Find each line containing the string "this" and return it.

— Start Listing —

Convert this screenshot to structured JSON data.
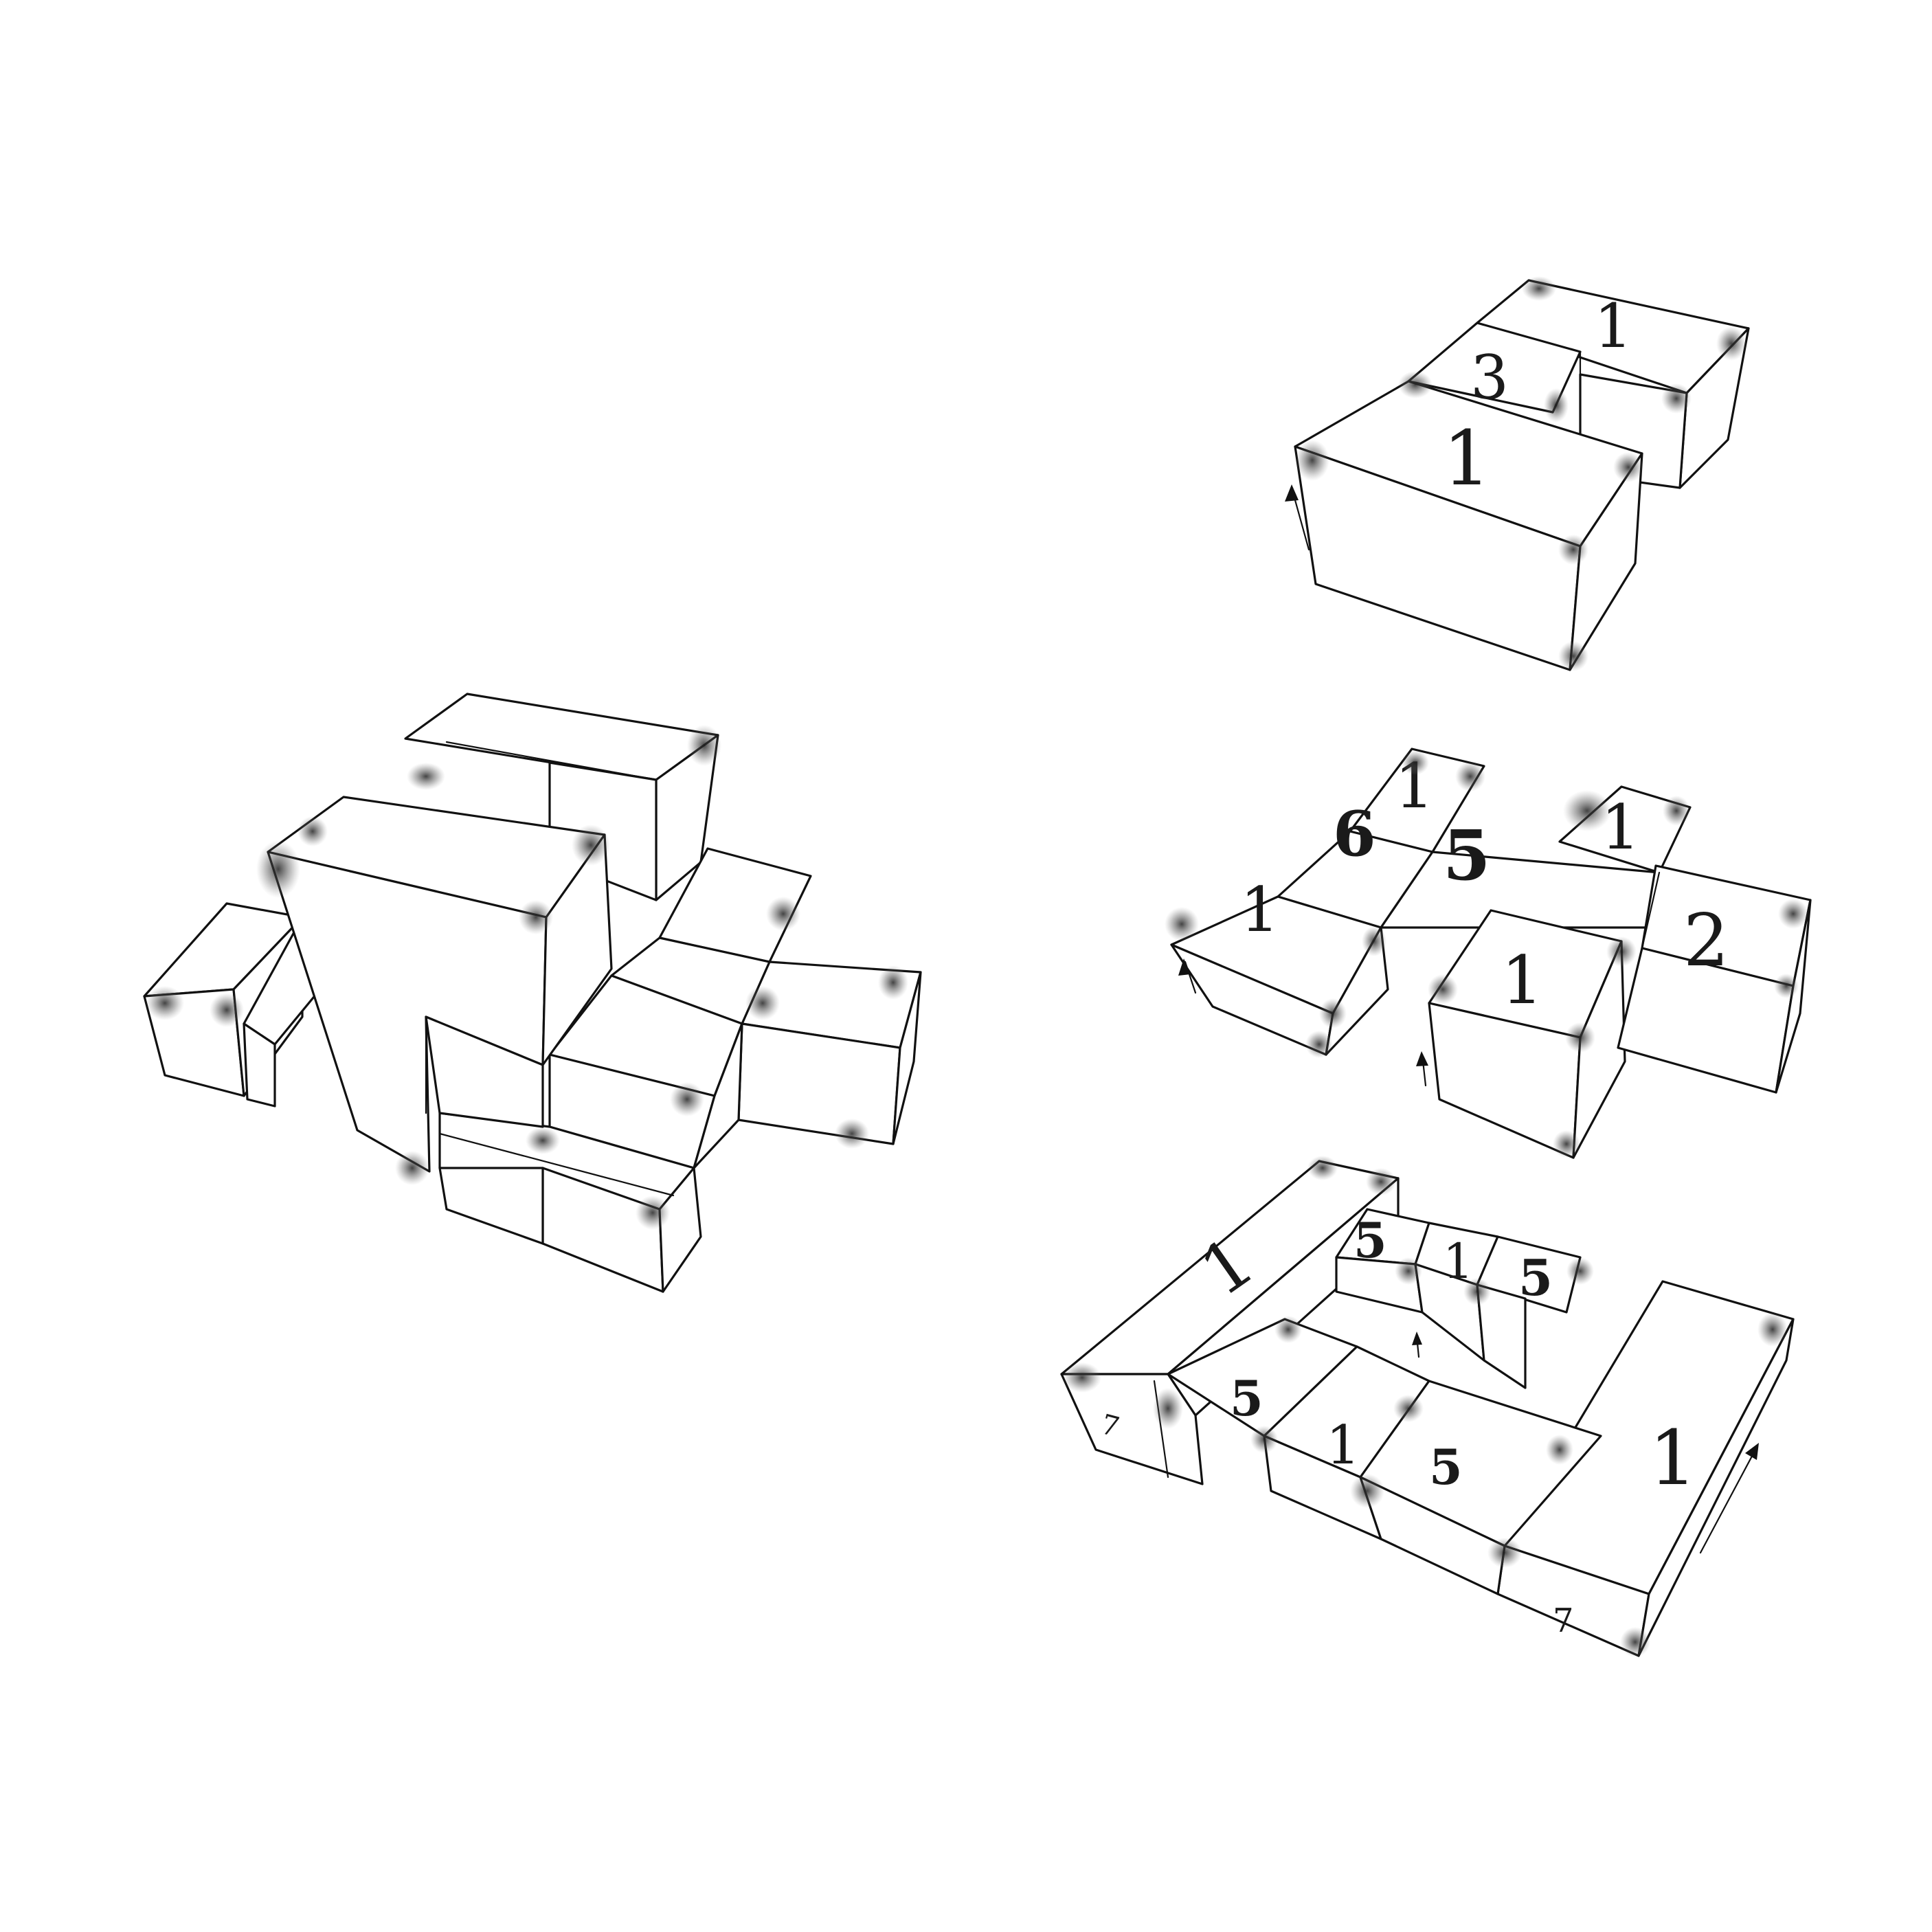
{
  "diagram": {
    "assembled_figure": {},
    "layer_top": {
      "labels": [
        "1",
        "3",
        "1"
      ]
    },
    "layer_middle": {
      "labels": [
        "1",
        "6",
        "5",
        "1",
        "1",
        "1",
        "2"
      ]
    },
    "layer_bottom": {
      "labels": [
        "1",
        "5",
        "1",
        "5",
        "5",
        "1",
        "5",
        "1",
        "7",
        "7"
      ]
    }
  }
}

— End Listing —
— Start Listing —

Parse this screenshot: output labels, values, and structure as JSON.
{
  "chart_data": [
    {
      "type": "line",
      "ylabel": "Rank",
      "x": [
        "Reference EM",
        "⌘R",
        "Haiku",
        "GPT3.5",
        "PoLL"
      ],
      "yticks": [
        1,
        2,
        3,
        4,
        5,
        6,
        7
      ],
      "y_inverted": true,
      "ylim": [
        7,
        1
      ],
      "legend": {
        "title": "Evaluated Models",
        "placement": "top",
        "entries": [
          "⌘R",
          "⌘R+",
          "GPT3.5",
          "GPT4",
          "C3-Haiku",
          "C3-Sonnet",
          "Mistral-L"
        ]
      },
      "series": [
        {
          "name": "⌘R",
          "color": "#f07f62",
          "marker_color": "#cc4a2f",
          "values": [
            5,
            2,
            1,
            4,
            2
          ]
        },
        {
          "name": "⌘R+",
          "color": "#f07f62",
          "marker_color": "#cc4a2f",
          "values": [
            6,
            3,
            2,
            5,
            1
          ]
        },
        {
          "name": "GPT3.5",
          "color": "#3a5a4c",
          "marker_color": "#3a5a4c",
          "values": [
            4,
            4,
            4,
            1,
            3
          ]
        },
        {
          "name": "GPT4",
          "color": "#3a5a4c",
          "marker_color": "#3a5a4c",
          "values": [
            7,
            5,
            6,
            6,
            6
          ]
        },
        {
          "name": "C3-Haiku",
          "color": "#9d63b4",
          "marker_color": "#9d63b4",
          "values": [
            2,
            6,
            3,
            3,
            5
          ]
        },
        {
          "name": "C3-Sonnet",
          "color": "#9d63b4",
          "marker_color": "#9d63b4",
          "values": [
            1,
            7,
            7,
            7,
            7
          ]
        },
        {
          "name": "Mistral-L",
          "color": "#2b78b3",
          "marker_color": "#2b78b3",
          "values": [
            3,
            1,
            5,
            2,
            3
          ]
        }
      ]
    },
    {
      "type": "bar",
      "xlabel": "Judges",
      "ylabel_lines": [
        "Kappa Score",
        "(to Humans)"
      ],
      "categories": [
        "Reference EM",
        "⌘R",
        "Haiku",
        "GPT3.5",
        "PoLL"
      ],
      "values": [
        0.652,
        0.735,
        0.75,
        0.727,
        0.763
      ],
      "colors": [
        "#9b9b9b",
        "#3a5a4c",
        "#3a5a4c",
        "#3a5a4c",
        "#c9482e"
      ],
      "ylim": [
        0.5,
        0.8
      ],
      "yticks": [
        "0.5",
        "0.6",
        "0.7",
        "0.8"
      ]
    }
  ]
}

— End Listing —

Task result>
Convert this screenshot to structured JSON data.
Parse this screenshot: output labels, values, and structure as JSON.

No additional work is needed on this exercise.